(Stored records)
*-*-*

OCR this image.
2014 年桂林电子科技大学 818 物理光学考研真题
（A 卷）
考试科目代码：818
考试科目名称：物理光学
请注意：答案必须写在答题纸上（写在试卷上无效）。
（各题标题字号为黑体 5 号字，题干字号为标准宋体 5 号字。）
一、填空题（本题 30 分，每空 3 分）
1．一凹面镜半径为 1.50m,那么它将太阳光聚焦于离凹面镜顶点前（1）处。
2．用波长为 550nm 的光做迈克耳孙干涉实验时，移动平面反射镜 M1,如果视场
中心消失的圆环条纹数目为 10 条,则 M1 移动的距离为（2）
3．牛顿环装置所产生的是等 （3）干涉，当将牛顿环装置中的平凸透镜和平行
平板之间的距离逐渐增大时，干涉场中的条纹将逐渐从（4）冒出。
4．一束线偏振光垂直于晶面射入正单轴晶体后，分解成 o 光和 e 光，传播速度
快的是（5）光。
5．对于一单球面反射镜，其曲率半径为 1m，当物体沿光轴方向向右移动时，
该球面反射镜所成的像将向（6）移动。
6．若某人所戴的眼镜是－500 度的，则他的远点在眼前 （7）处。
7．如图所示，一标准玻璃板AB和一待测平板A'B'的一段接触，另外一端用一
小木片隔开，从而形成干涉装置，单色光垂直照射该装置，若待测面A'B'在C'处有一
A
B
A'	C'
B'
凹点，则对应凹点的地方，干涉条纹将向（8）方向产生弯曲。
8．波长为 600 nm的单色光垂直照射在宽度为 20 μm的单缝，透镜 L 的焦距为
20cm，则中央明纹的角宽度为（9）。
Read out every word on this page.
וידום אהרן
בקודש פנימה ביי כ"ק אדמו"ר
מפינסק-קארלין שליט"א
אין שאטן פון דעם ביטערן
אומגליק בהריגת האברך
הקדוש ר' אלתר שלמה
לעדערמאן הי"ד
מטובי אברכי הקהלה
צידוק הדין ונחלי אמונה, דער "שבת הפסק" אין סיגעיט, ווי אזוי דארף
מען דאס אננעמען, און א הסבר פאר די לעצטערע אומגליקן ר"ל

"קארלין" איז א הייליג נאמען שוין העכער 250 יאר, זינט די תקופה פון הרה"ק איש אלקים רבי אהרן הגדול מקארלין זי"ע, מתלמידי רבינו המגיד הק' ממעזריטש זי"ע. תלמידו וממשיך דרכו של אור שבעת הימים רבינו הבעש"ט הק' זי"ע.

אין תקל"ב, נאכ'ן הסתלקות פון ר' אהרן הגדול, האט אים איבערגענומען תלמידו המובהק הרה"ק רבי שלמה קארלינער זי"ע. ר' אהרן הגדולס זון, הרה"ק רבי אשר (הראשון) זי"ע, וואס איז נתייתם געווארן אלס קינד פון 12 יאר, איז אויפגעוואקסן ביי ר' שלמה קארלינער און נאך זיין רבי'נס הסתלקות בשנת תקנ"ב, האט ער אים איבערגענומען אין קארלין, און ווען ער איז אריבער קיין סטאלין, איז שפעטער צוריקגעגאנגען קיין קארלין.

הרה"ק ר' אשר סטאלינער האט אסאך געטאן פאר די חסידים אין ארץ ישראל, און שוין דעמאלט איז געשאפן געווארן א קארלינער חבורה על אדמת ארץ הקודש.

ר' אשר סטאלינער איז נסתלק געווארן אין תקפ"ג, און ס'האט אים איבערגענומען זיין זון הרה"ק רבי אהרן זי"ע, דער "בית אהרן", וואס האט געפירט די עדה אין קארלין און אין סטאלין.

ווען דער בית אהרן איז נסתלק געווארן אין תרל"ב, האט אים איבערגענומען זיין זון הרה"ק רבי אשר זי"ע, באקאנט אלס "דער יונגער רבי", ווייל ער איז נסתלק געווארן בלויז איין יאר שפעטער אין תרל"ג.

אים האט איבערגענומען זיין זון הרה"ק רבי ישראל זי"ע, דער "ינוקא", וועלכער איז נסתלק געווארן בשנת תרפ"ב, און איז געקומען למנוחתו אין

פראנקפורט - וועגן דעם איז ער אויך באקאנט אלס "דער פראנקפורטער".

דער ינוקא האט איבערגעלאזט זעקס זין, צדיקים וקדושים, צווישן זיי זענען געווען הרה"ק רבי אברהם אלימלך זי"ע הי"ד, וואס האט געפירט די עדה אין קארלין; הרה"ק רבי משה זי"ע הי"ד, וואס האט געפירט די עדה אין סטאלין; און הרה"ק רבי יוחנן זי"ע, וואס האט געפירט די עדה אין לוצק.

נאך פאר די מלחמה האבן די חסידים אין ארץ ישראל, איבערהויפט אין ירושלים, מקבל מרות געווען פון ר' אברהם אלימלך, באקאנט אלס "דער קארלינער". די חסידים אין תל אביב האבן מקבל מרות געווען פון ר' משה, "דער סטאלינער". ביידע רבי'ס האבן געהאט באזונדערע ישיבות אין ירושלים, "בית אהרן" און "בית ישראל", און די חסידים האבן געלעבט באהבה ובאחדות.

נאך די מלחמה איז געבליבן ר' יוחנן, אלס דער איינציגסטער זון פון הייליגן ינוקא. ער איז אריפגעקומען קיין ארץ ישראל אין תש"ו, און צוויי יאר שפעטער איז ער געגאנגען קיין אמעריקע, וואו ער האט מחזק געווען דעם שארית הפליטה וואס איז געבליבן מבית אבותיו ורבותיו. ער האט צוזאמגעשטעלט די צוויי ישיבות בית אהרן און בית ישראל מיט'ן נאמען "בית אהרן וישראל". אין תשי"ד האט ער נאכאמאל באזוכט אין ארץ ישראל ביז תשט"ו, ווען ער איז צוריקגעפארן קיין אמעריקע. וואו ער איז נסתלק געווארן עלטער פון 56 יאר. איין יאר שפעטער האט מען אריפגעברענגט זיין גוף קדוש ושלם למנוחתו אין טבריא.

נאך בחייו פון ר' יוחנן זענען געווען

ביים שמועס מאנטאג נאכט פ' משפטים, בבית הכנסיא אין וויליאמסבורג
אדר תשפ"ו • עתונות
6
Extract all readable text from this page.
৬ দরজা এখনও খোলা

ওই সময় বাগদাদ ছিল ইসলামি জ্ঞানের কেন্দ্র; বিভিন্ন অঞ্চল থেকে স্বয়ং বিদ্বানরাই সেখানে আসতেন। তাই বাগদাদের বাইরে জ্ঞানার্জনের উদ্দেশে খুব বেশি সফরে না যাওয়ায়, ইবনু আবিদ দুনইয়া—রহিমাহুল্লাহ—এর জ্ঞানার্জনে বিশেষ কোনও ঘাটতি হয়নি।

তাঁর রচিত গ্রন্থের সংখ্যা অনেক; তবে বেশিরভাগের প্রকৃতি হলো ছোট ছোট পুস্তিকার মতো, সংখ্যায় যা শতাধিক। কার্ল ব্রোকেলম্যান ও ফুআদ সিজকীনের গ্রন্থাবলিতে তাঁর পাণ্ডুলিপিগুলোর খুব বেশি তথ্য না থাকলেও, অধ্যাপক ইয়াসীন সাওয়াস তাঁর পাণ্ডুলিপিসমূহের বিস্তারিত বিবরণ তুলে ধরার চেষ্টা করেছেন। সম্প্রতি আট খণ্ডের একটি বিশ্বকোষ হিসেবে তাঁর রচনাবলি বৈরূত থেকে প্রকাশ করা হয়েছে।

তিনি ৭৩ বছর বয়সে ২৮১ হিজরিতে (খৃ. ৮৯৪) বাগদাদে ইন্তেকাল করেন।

*-*-*

Give the material above again, word for word.

OCR this image.
2014 年桂林电子科技大学 818 物理光学考研真题
（A 卷）
考试科目代码：818
考试科目名称：物理光学
请注意：答案必须写在答题纸上（写在试卷上无效）。
（各题标题字号为黑体 5 号字，题干字号为标准宋体 5 号字。）
一、填空题（本题 30 分，每空 3 分）
1．一凹面镜半径为 1.50m,那么它将太阳光聚焦于离凹面镜顶点前（1）处。
2．用波长为 550nm 的光做迈克耳孙干涉实验时，移动平面反射镜 M1,如果视场
中心消失的圆环条纹数目为 10 条,则 M1 移动的距离为（2）
3．牛顿环装置所产生的是等 （3）干涉，当将牛顿环装置中的平凸透镜和平行
平板之间的距离逐渐增大时，干涉场中的条纹将逐渐从（4）冒出。
4．一束线偏振光垂直于晶面射入正单轴晶体后，分解成 o 光和 e 光，传播速度
快的是（5）光。
5．对于一单球面反射镜，其曲率半径为 1m，当物体沿光轴方向向右移动时，
该球面反射镜所成的像将向（6）移动。
6．若某人所戴的眼镜是－500 度的，则他的远点在眼前 （7）处。
7．如图所示，一标准玻璃板AB和一待测平板A'B'的一段接触，另外一端用一
小木片隔开，从而形成干涉装置，单色光垂直照射该装置，若待测面A'B'在C'处有一
A
B
A'	C'
B'
凹点，则对应凹点的地方，干涉条纹将向（8）方向产生弯曲。
8．波长为 600 nm的单色光垂直照射在宽度为 20 μm的单缝，透镜 L 的焦距为
20cm，则中央明纹的角宽度为（9）。
Read out every word on this page.
וידום אהרן
בקודש פנימה ביי כ"ק אדמו"ר
מפינסק-קארלין שליט"א
אין שאטן פון דעם ביטערן
אומגליק בהריגת האברך
הקדוש ר' אלתר שלמה
לעדערמאן הי"ד
מטובי אברכי הקהלה
צידוק הדין ונחלי אמונה, דער "שבת הפסק" אין סיגעיט, ווי אזוי דארף
מען דאס אננעמען, און א הסבר פאר די לעצטערע אומגליקן ר"ל

"קארלין" איז א הייליג נאמען שוין העכער 250 יאר, זינט די תקופה פון הרה"ק איש אלקים רבי אהרן הגדול מקארלין זי"ע, מתלמידי רבינו המגיד הק' ממעזריטש זי"ע. תלמידו וממשיך דרכו של אור שבעת הימים רבינו הבעש"ט הק' זי"ע.

אין תקל"ב, נאכ'ן הסתלקות פון ר' אהרן הגדול, האט אים איבערגענומען תלמידו המובהק הרה"ק רבי שלמה קארלינער זי"ע. ר' אהרן הגדולס זון, הרה"ק רבי אשר (הראשון) זי"ע, וואס איז נתייתם געווארן אלס קינד פון 12 יאר, איז אויפגעוואקסן ביי ר' שלמה קארלינער און נאך זיין רבי'נס הסתלקות בשנת תקנ"ב, האט ער אים איבערגענומען אין קארלין, און ווען ער איז אריבער קיין סטאלין, איז שפעטער צוריקגעגאנגען קיין קארלין.

הרה"ק ר' אשר סטאלינער האט אסאך געטאן פאר די חסידים אין ארץ ישראל, און שוין דעמאלט איז געשאפן געווארן א קארלינער חבורה על אדמת ארץ הקודש.

ר' אשר סטאלינער איז נסתלק געווארן אין תקפ"ג, און ס'האט אים איבערגענומען זיין זון הרה"ק רבי אהרן זי"ע, דער "בית אהרן", וואס האט געפירט די עדה אין קארלין און אין סטאלין.

ווען דער בית אהרן איז נסתלק געווארן אין תרל"ב, האט אים איבערגענומען זיין זון הרה"ק רבי אשר זי"ע, באקאנט אלס "דער יונגער רבי", ווייל ער איז נסתלק געווארן בלויז איין יאר שפעטער אין תרל"ג.

אים האט איבערגענומען זיין זון הרה"ק רבי ישראל זי"ע, דער "ינוקא", וועלכער איז נסתלק געווארן בשנת תרפ"ב, און איז געקומען למנוחתו אין

פראנקפורט - וועגן דעם איז ער אויך באקאנט אלס "דער פראנקפורטער".

דער ינוקא האט איבערגעלאזט זעקס זין, צדיקים וקדושים, צווישן זיי זענען געווען הרה"ק רבי אברהם אלימלך זי"ע הי"ד, וואס האט געפירט די עדה אין קארלין; הרה"ק רבי משה זי"ע הי"ד, וואס האט געפירט די עדה אין סטאלין; און הרה"ק רבי יוחנן זי"ע, וואס האט געפירט די עדה אין לוצק.

נאך פאר די מלחמה האבן די חסידים אין ארץ ישראל, איבערהויפט אין ירושלים, מקבל מרות געווען פון ר' אברהם אלימלך, באקאנט אלס "דער קארלינער". די חסידים אין תל אביב האבן מקבל מרות געווען פון ר' משה, "דער סטאלינער". ביידע רבי'ס האבן געהאט באזונדערע ישיבות אין ירושלים, "בית אהרן" און "בית ישראל", און די חסידים האבן געלעבט באהבה ובאחדות.

נאך די מלחמה איז געבליבן ר' יוחנן, אלס דער איינציגסטער זון פון הייליגן ינוקא. ער איז אריפגעקומען קיין ארץ ישראל אין תש"ו, און צוויי יאר שפעטער איז ער געגאנגען קיין אמעריקע, וואו ער האט מחזק געווען דעם שארית הפליטה וואס איז געבליבן מבית אבותיו ורבותיו. ער האט צוזאמגעשטעלט די צוויי ישיבות בית אהרן און בית ישראל מיט'ן נאמען "בית אהרן וישראל". אין תשי"ד האט ער נאכאמאל באזוכט אין ארץ ישראל ביז תשט"ו, ווען ער איז צוריקגעפארן קיין אמעריקע. וואו ער איז נסתלק געווארן עלטער פון 56 יאר. איין יאר שפעטער האט מען אריפגעברענגט זיין גוף קדוש ושלם למנוחתו אין טבריא.

נאך בחייו פון ר' יוחנן זענען געווען

ביים שמועס מאנטאג נאכט פ' משפטים, בבית הכנסיא אין וויליאמסבורג
אדר תשפ"ו • עתונות
6
Extract all readable text from this page.
৬ দরজা এখনও খোলা

ওই সময় বাগদাদ ছিল ইসলামি জ্ঞানের কেন্দ্র; বিভিন্ন অঞ্চল থেকে স্বয়ং বিদ্বানরাই সেখানে আসতেন। তাই বাগদাদের বাইরে জ্ঞানার্জনের উদ্দেশে খুব বেশি সফরে না যাওয়ায়, ইবনু আবিদ দুনইয়া—রহিমাহুল্লাহ—এর জ্ঞানার্জনে বিশেষ কোনও ঘাটতি হয়নি।

তাঁর রচিত গ্রন্থের সংখ্যা অনেক; তবে বেশিরভাগের প্রকৃতি হলো ছোট ছোট পুস্তিকার মতো, সংখ্যায় যা শতাধিক। কার্ল ব্রোকেলম্যান ও ফুআদ সিজকীনের গ্রন্থাবলিতে তাঁর পাণ্ডুলিপিগুলোর খুব বেশি তথ্য না থাকলেও, অধ্যাপক ইয়াসীন সাওয়াস তাঁর পাণ্ডুলিপিসমূহের বিস্তারিত বিবরণ তুলে ধরার চেষ্টা করেছেন। সম্প্রতি আট খণ্ডের একটি বিশ্বকোষ হিসেবে তাঁর রচনাবলি বৈরূত থেকে প্রকাশ করা হয়েছে।

তিনি ৭৩ বছর বয়সে ২৮১ হিজরিতে (খৃ. ৮৯৪) বাগদাদে ইন্তেকাল করেন।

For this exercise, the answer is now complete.